— START —

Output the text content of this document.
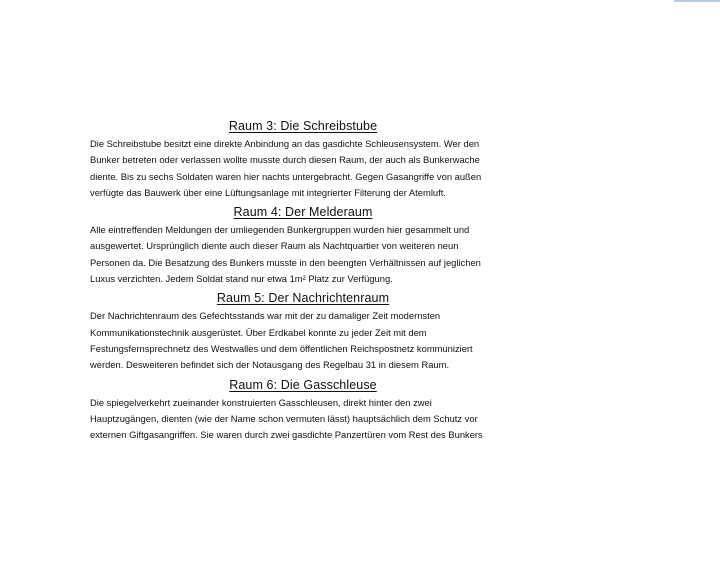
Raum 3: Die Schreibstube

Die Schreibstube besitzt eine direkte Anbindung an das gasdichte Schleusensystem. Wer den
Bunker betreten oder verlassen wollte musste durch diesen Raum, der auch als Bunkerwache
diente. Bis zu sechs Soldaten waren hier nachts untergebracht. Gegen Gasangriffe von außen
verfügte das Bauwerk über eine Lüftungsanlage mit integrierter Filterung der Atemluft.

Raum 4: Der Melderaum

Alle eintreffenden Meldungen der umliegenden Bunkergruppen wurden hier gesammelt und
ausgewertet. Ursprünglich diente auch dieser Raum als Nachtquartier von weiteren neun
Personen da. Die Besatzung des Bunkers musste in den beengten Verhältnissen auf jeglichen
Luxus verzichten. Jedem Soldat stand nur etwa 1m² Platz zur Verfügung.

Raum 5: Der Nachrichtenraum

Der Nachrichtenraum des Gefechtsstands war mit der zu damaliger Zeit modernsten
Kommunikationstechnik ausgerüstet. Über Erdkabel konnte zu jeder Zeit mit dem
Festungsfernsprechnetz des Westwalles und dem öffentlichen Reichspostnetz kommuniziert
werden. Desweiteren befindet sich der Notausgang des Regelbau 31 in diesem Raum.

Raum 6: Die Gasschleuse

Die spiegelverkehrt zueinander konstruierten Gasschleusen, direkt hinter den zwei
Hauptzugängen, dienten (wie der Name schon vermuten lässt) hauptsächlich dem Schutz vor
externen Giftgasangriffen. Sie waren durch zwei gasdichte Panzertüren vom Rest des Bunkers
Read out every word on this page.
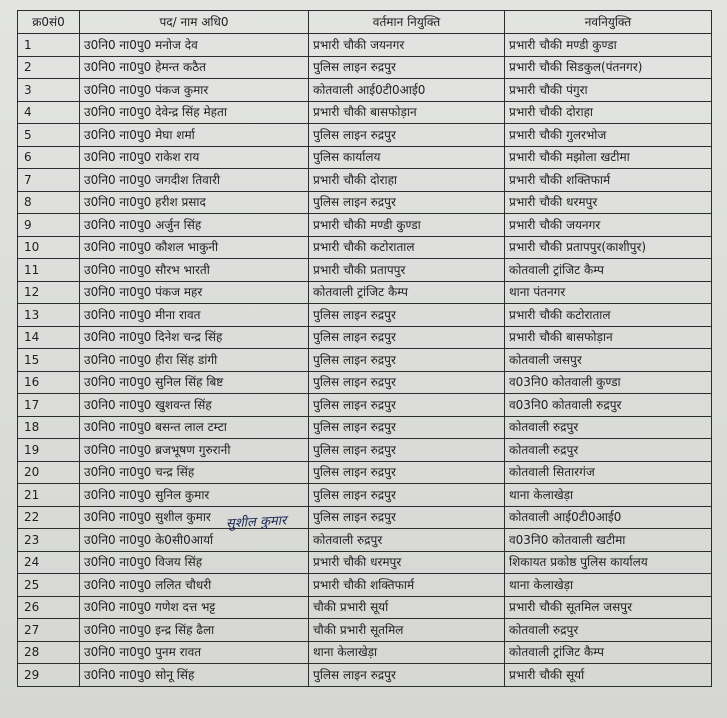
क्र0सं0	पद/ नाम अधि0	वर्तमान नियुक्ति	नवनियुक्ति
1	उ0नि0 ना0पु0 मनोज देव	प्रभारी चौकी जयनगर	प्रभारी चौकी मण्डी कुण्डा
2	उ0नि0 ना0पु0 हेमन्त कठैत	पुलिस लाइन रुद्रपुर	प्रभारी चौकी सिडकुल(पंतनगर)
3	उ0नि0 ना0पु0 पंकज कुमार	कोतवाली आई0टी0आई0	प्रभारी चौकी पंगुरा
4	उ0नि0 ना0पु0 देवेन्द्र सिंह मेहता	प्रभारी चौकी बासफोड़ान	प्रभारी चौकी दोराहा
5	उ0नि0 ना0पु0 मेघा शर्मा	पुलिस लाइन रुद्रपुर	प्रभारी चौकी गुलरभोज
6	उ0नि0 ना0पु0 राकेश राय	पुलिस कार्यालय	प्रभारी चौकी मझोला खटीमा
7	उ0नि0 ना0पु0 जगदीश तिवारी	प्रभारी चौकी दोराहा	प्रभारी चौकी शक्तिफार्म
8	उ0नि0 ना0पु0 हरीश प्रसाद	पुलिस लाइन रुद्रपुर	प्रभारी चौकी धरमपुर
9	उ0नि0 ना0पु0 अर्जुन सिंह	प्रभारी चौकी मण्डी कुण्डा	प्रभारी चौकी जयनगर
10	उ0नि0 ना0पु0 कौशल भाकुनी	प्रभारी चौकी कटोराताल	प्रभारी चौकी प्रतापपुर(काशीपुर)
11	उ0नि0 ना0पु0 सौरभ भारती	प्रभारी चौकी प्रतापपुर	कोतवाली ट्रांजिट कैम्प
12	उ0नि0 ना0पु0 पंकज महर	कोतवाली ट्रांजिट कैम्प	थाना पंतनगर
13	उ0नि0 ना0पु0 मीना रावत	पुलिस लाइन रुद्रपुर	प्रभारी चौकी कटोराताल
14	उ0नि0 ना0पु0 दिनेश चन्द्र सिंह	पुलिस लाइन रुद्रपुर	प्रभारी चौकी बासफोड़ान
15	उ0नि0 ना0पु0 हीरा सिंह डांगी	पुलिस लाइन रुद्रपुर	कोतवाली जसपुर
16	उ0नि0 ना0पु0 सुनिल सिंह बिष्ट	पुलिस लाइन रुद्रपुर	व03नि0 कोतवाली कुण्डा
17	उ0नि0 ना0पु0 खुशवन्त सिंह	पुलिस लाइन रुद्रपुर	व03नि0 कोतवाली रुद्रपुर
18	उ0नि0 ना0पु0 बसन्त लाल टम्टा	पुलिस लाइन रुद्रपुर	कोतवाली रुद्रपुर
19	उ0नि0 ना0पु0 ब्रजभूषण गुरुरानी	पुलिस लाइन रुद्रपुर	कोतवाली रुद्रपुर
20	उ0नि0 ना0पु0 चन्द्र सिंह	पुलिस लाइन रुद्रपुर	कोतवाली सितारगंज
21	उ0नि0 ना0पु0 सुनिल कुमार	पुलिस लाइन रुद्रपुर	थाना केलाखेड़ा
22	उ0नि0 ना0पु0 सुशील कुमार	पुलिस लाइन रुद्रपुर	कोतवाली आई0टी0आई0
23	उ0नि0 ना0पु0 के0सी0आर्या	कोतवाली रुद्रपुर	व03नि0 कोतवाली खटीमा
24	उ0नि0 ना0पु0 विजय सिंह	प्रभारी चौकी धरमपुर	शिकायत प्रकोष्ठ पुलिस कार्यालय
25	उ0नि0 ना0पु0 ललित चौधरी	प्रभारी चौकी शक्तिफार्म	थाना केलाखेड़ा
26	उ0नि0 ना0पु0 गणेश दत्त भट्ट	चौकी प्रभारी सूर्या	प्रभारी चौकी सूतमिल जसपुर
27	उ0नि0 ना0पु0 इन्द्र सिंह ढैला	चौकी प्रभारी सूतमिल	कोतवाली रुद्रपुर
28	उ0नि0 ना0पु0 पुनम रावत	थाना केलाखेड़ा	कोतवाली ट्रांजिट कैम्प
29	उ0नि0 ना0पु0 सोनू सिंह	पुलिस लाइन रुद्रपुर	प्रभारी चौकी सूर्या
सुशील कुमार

— END —

**Challenge:** In the records above, locate every line with the string "Zeit" and copy it.

**Task answer:**
Der Nachrichtenraum des Gefechtsstands war mit der zu damaliger Zeit modernsten
Kommunikationstechnik ausgerüstet. Über Erdkabel konnte zu jeder Zeit mit dem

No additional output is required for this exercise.